++++ Supplied entries

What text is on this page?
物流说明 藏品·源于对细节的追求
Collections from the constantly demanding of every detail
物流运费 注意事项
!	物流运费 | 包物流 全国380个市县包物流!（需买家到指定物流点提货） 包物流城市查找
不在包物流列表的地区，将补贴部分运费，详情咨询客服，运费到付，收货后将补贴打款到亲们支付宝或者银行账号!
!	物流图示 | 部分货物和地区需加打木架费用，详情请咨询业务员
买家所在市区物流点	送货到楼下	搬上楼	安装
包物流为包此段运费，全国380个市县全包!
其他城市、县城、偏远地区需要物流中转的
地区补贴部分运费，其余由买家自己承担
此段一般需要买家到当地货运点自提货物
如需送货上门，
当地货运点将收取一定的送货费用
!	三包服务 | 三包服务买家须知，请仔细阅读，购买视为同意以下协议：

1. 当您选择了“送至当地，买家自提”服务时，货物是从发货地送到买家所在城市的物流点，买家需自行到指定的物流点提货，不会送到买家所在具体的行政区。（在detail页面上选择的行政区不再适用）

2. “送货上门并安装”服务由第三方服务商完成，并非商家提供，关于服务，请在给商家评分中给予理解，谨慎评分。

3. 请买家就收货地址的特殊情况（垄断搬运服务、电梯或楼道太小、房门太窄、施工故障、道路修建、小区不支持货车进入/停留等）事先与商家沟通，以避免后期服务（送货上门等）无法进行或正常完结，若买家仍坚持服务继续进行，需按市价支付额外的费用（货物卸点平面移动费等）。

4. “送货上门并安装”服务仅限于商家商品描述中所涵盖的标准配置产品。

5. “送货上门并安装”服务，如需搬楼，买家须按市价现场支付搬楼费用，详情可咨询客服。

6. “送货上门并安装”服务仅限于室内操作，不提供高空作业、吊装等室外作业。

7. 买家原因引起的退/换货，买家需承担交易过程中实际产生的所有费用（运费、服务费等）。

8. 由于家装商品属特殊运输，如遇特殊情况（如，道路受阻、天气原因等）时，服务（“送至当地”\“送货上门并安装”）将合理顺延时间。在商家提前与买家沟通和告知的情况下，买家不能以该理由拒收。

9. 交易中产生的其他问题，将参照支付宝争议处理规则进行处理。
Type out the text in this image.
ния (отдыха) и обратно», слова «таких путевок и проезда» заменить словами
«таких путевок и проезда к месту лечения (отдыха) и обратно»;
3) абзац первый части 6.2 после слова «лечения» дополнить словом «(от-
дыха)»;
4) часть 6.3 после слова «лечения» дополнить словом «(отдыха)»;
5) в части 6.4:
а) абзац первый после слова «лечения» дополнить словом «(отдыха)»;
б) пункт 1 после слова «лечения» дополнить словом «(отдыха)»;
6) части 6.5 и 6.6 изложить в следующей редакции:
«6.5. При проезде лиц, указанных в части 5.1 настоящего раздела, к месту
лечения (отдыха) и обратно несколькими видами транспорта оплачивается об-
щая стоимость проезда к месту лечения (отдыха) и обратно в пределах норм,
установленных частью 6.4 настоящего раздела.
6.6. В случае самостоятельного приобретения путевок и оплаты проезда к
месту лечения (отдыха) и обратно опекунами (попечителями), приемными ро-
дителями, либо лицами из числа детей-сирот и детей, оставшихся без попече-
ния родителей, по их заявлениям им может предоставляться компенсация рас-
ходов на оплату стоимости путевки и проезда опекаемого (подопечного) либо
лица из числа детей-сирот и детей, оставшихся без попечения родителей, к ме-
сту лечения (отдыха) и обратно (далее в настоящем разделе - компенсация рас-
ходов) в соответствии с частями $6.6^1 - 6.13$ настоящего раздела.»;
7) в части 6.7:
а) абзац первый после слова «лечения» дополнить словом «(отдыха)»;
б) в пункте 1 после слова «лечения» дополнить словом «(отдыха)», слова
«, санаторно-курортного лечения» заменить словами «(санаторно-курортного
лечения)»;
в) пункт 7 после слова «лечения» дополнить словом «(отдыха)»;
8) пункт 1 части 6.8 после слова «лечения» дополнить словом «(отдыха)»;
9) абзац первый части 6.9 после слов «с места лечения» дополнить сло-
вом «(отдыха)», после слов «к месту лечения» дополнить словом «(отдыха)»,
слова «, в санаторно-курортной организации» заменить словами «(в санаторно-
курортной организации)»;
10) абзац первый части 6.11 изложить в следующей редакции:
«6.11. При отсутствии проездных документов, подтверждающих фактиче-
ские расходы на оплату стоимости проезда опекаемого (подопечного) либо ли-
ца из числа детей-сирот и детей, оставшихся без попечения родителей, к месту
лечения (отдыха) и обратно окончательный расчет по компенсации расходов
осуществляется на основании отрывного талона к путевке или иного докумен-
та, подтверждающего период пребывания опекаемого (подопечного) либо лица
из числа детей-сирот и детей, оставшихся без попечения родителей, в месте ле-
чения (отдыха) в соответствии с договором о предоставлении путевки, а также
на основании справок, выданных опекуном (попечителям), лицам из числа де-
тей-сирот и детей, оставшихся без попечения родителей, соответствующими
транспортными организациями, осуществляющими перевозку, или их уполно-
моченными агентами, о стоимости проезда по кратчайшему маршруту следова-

++++++++

- _Prompt_
Gather each line from the entries above that includes the word "опекаемого".

- _Solution to the problem_
ходов на оплату стоимости путевки и проезда опекаемого (подопечного) либо
ские расходы на оплату стоимости проезда опекаемого (подопечного) либо ли-
та, подтверждающего период пребывания опекаемого (подопечного) либо лица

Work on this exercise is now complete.